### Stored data
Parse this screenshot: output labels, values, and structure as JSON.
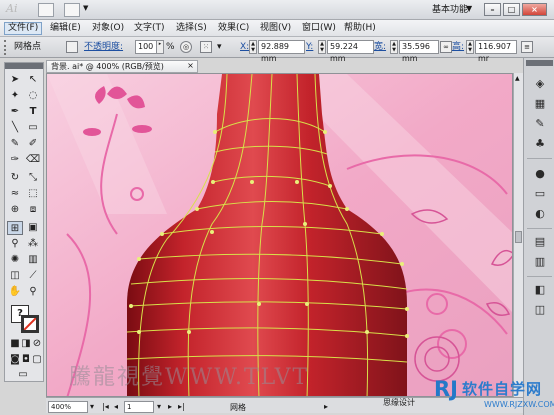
{
  "app": {
    "logo": "Ai",
    "workspace": "基本功能",
    "window_buttons": [
      "–",
      "□",
      "×"
    ]
  },
  "menu": [
    "文件(F)",
    "编辑(E)",
    "对象(O)",
    "文字(T)",
    "选择(S)",
    "效果(C)",
    "视图(V)",
    "窗口(W)",
    "帮助(H)"
  ],
  "control": {
    "selection_label": "网格点",
    "opacity_label": "不透明度:",
    "opacity_value": "100",
    "opacity_unit": "%",
    "x_label": "X:",
    "x_value": "92.889 mm",
    "y_label": "Y:",
    "y_value": "59.224 mm",
    "w_label": "宽:",
    "w_value": "35.596 mm",
    "h_label": "高:",
    "h_value": "116.907 mr"
  },
  "document": {
    "tab_title": "背景. ai* @ 400% (RGB/预览)",
    "close": "×",
    "zoom": "400%",
    "page": "1",
    "status_text": "网格"
  },
  "canvas": {
    "watermark_text": "騰龍視覺WWW.TLV",
    "watermark_suffix": "T",
    "designer": "思缘设计",
    "colors": {
      "background": "#f2b8cf",
      "bottle_red": "#c8262e",
      "mesh_line": "#d8e04a",
      "pink_decor": "#e86aa8"
    }
  },
  "logo": {
    "glyph": "RJ",
    "name": "软件自学网",
    "url": "WWW.RJZXW.COM"
  }
}
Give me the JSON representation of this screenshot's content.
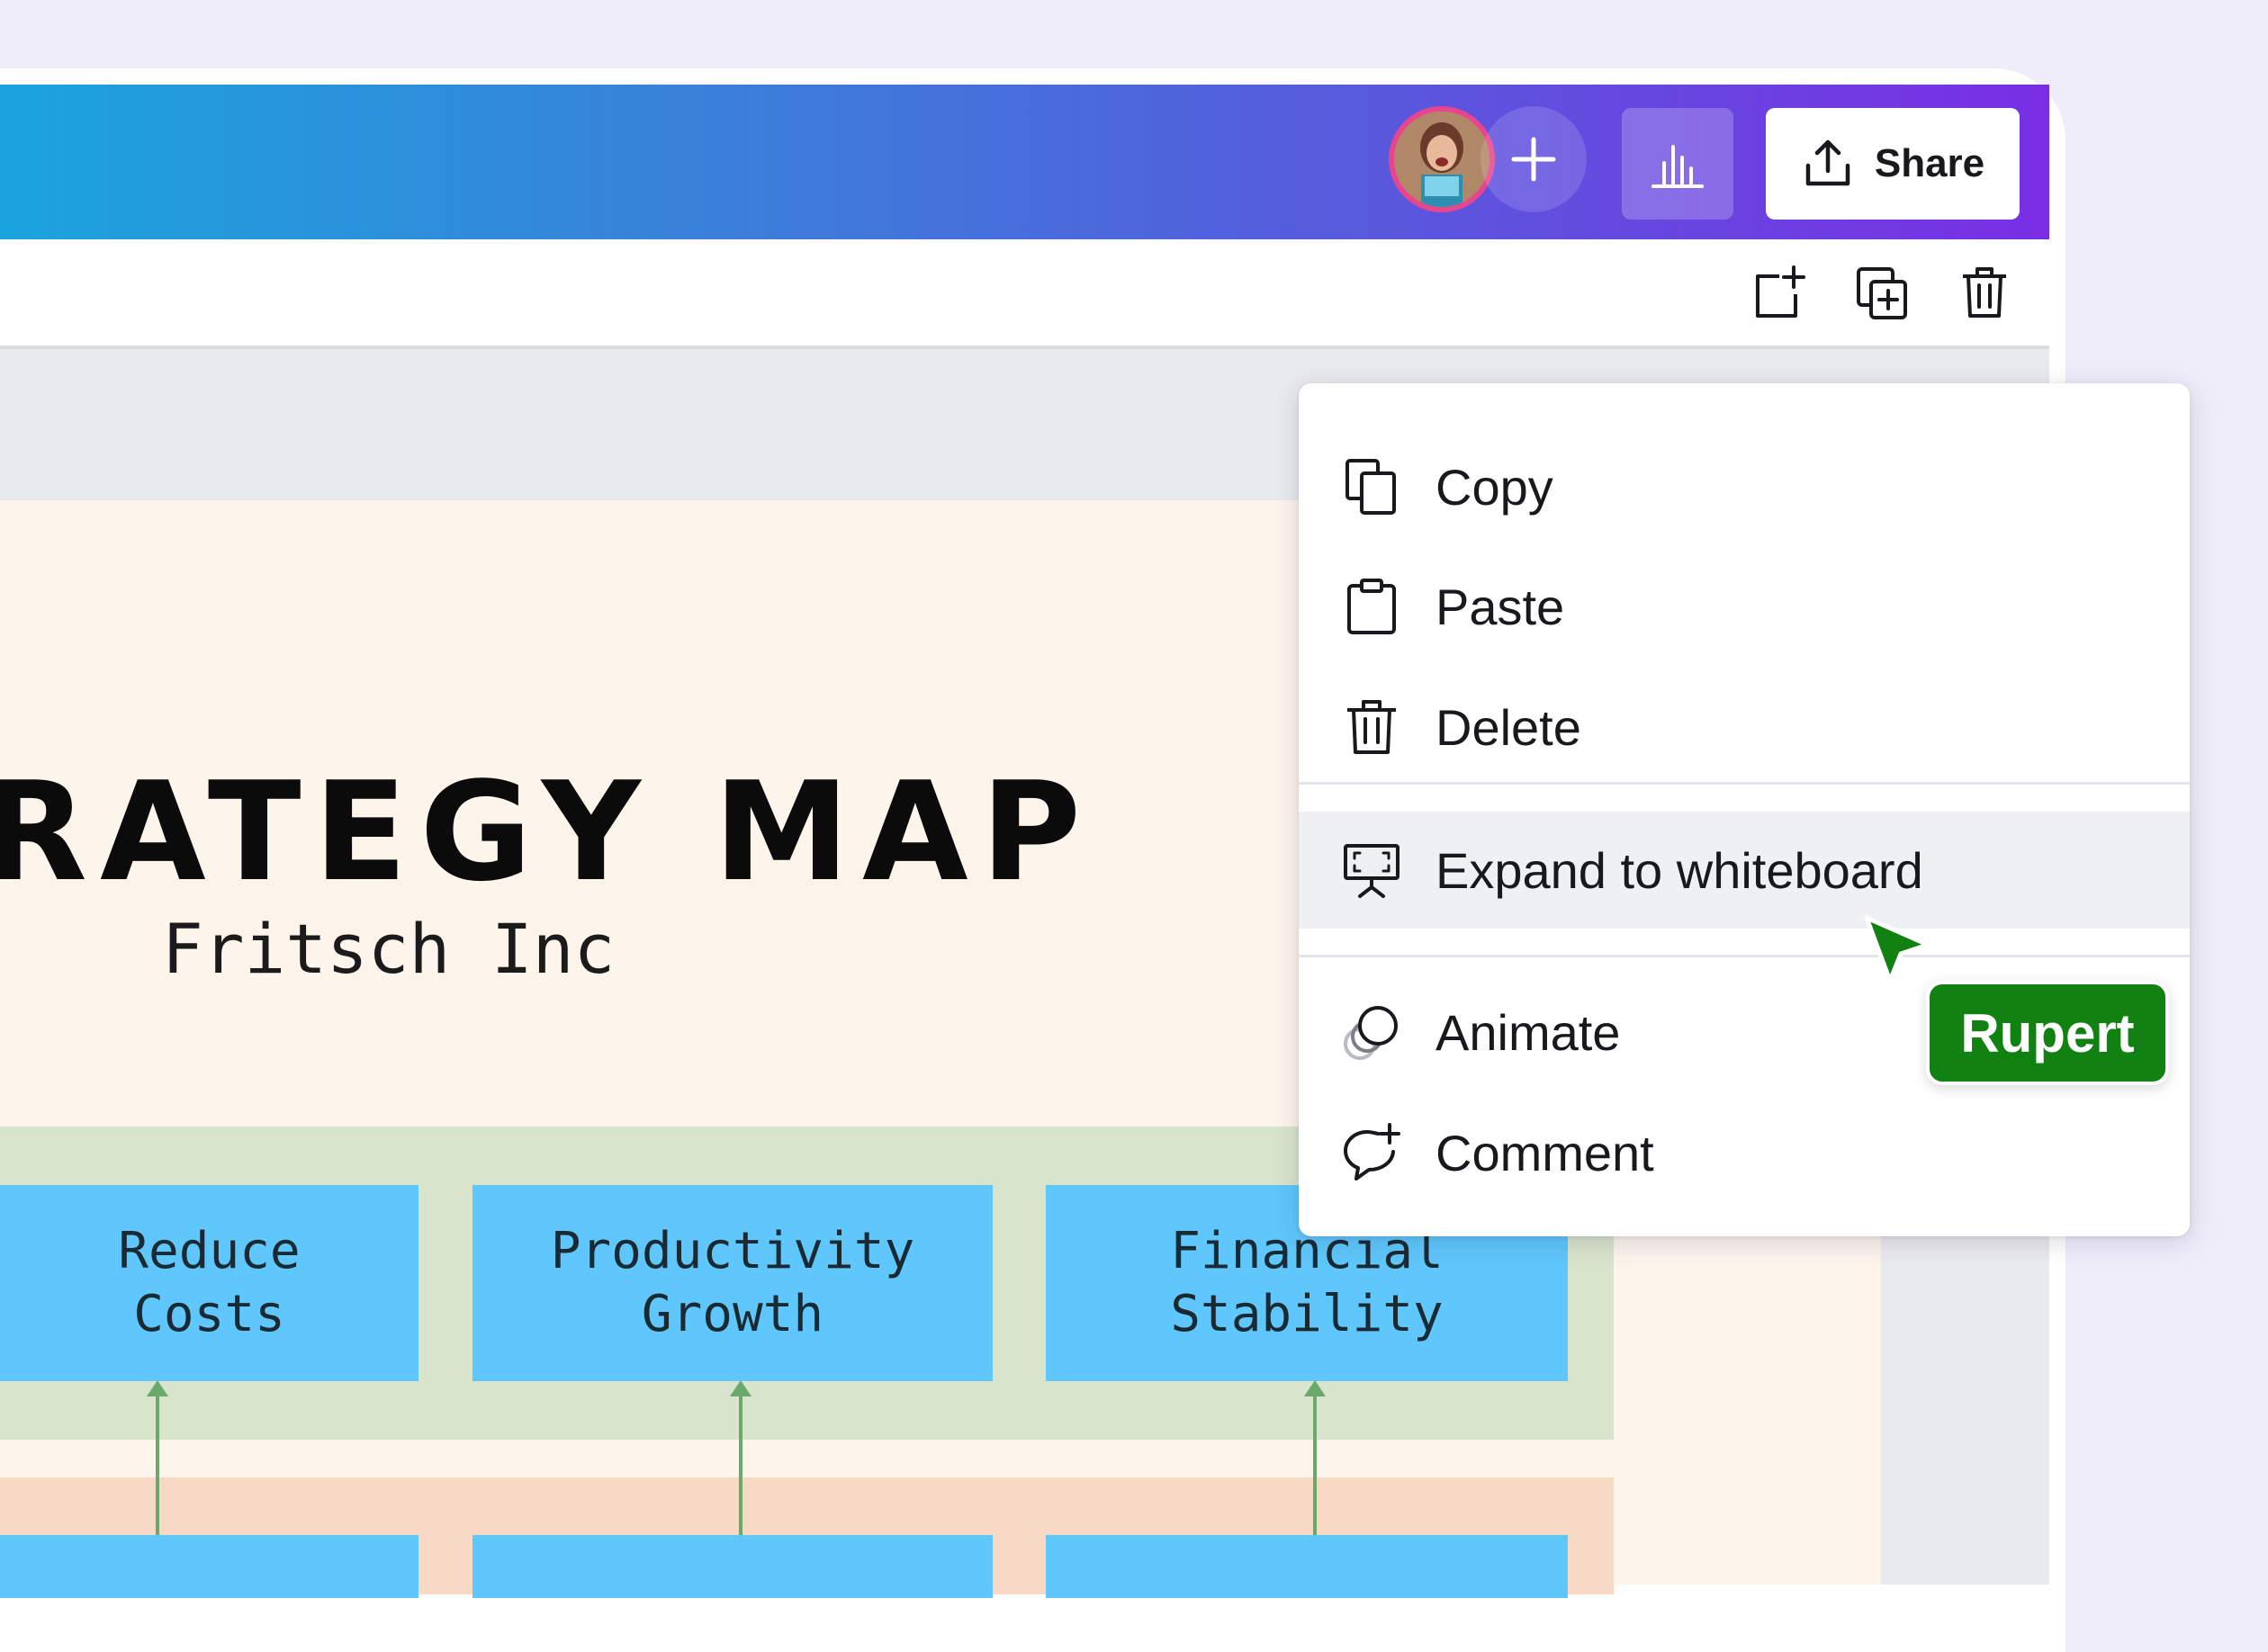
{
  "header": {
    "share_label": "Share",
    "add_collaborator_icon": "plus-icon",
    "analytics_icon": "bar-chart-icon",
    "share_icon": "upload-icon",
    "avatar": "user-avatar"
  },
  "page_toolbar": {
    "icons": [
      "add-page-icon",
      "duplicate-page-icon",
      "trash-icon"
    ]
  },
  "design": {
    "title": "RATEGY MAP",
    "subtitle": "Fritsch Inc",
    "boxes": [
      {
        "label": "Reduce\nCosts"
      },
      {
        "label": "Productivity\nGrowth"
      },
      {
        "label": "Financial\nStability"
      }
    ]
  },
  "context_menu": {
    "items": [
      {
        "label": "Copy",
        "icon": "copy-icon"
      },
      {
        "label": "Paste",
        "icon": "clipboard-icon"
      },
      {
        "label": "Delete",
        "icon": "trash-icon"
      },
      {
        "label": "Expand to whiteboard",
        "icon": "whiteboard-icon"
      },
      {
        "label": "Animate",
        "icon": "animate-icon"
      },
      {
        "label": "Comment",
        "icon": "comment-add-icon"
      }
    ]
  },
  "collaborator_cursor": {
    "name": "Rupert",
    "color": "#118212"
  },
  "colors": {
    "topbar_start": "#1ba4dd",
    "topbar_end": "#7a2ee4",
    "box": "#5fc7fb",
    "avatar_ring": "#e8458f"
  }
}
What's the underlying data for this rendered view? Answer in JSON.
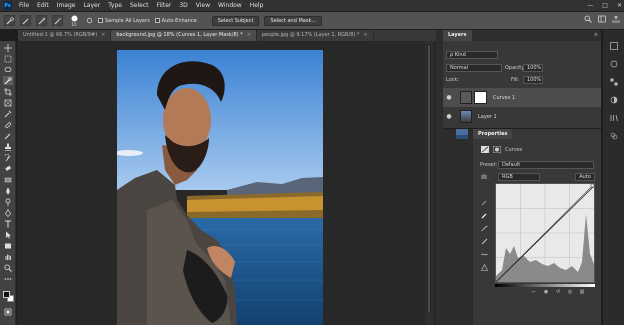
{
  "app": {
    "logo": "Ps"
  },
  "menu": [
    "File",
    "Edit",
    "Image",
    "Layer",
    "Type",
    "Select",
    "Filter",
    "3D",
    "View",
    "Window",
    "Help"
  ],
  "window_controls": {
    "minimize": "—",
    "maximize": "□",
    "close": "✕"
  },
  "options": {
    "brush_size": "10",
    "sample_all_layers": "Sample All Layers",
    "auto_enhance": "Auto-Enhance",
    "select_subject": "Select Subject",
    "select_and_mask": "Select and Mask..."
  },
  "tabs": [
    {
      "label": "Untitled-1 @ 66.7% (RGB/8#)",
      "close": "×"
    },
    {
      "label": "background.jpg @ 18% (Curves 1, Layer Mask/8) *",
      "close": "×"
    },
    {
      "label": "people.jpg @ 9.17% (Layer 1, RGB/8) *",
      "close": "×"
    }
  ],
  "layers_panel": {
    "title": "Layers",
    "filter": "ρ Kind",
    "blend_mode": "Normal",
    "opacity_label": "Opacity:",
    "opacity_value": "100%",
    "lock_label": "Lock:",
    "fill_label": "Fill:",
    "fill_value": "100%",
    "layers": [
      {
        "name": "Curves 1",
        "selected": true
      },
      {
        "name": "Layer 1",
        "selected": false
      }
    ]
  },
  "properties_panel": {
    "title": "Properties",
    "adjustment": "Curves",
    "preset_label": "Preset:",
    "preset_value": "Default",
    "channel": "RGB",
    "auto_label": "Auto"
  },
  "colors": {
    "accent": "#31a8ff",
    "sky": "#7fb2e6",
    "water": "#1d5d9e"
  }
}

### Objective
Make an exact copy of every record, pictures excluded.

### Solution for this problem
Parse this screenshot: output labels, values, and structure as JSON.
{
  "app": {
    "logo": "Ai",
    "workspace": "基本功能",
    "window_buttons": [
      "–",
      "□",
      "×"
    ]
  },
  "menu": [
    "文件(F)",
    "编辑(E)",
    "对象(O)",
    "文字(T)",
    "选择(S)",
    "效果(C)",
    "视图(V)",
    "窗口(W)",
    "帮助(H)"
  ],
  "control": {
    "selection_label": "网格点",
    "opacity_label": "不透明度:",
    "opacity_value": "100",
    "opacity_unit": "%",
    "x_label": "X:",
    "x_value": "92.889 mm",
    "y_label": "Y:",
    "y_value": "59.224 mm",
    "w_label": "宽:",
    "w_value": "35.596 mm",
    "h_label": "高:",
    "h_value": "116.907 mr"
  },
  "document": {
    "tab_title": "背景. ai* @ 400% (RGB/预览)",
    "close": "×",
    "zoom": "400%",
    "page": "1",
    "status_text": "网格"
  },
  "canvas": {
    "watermark_text": "騰龍視覺WWW.TLV",
    "watermark_suffix": "T",
    "designer": "思缘设计",
    "colors": {
      "background": "#f2b8cf",
      "bottle_red": "#c8262e",
      "mesh_line": "#d8e04a",
      "pink_decor": "#e86aa8"
    }
  },
  "logo": {
    "glyph": "RJ",
    "name": "软件自学网",
    "url": "WWW.RJZXW.COM"
  }
}
Give me the JSON representation of this screenshot's content.
{
  "header": {
    "share_label": "Share",
    "add_collaborator_icon": "plus-icon",
    "analytics_icon": "bar-chart-icon",
    "share_icon": "upload-icon",
    "avatar": "user-avatar"
  },
  "page_toolbar": {
    "icons": [
      "add-page-icon",
      "duplicate-page-icon",
      "trash-icon"
    ]
  },
  "design": {
    "title": "RATEGY MAP",
    "subtitle": "Fritsch Inc",
    "boxes": [
      {
        "label": "Reduce\nCosts"
      },
      {
        "label": "Productivity\nGrowth"
      },
      {
        "label": "Financial\nStability"
      }
    ]
  },
  "context_menu": {
    "items": [
      {
        "label": "Copy",
        "icon": "copy-icon"
      },
      {
        "label": "Paste",
        "icon": "clipboard-icon"
      },
      {
        "label": "Delete",
        "icon": "trash-icon"
      },
      {
        "label": "Expand to whiteboard",
        "icon": "whiteboard-icon"
      },
      {
        "label": "Animate",
        "icon": "animate-icon"
      },
      {
        "label": "Comment",
        "icon": "comment-add-icon"
      }
    ]
  },
  "collaborator_cursor": {
    "name": "Rupert",
    "color": "#118212"
  },
  "colors": {
    "topbar_start": "#1ba4dd",
    "topbar_end": "#7a2ee4",
    "box": "#5fc7fb",
    "avatar_ring": "#e8458f"
  }
}
What's the underlying data for this rendered view? Answer in JSON.
{
  "app": {
    "logo": "Ps"
  },
  "menu": [
    "File",
    "Edit",
    "Image",
    "Layer",
    "Type",
    "Select",
    "Filter",
    "3D",
    "View",
    "Window",
    "Help"
  ],
  "window_controls": {
    "minimize": "—",
    "maximize": "□",
    "close": "✕"
  },
  "options": {
    "brush_size": "10",
    "sample_all_layers": "Sample All Layers",
    "auto_enhance": "Auto-Enhance",
    "select_subject": "Select Subject",
    "select_and_mask": "Select and Mask..."
  },
  "tabs": [
    {
      "label": "Untitled-1 @ 66.7% (RGB/8#)",
      "close": "×"
    },
    {
      "label": "background.jpg @ 18% (Curves 1, Layer Mask/8) *",
      "close": "×"
    },
    {
      "label": "people.jpg @ 9.17% (Layer 1, RGB/8) *",
      "close": "×"
    }
  ],
  "layers_panel": {
    "title": "Layers",
    "filter": "ρ Kind",
    "blend_mode": "Normal",
    "opacity_label": "Opacity:",
    "opacity_value": "100%",
    "lock_label": "Lock:",
    "fill_label": "Fill:",
    "fill_value": "100%",
    "layers": [
      {
        "name": "Curves 1",
        "selected": true
      },
      {
        "name": "Layer 1",
        "selected": false
      }
    ]
  },
  "properties_panel": {
    "title": "Properties",
    "adjustment": "Curves",
    "preset_label": "Preset:",
    "preset_value": "Default",
    "channel": "RGB",
    "auto_label": "Auto"
  },
  "colors": {
    "accent": "#31a8ff",
    "sky": "#7fb2e6",
    "water": "#1d5d9e"
  }
}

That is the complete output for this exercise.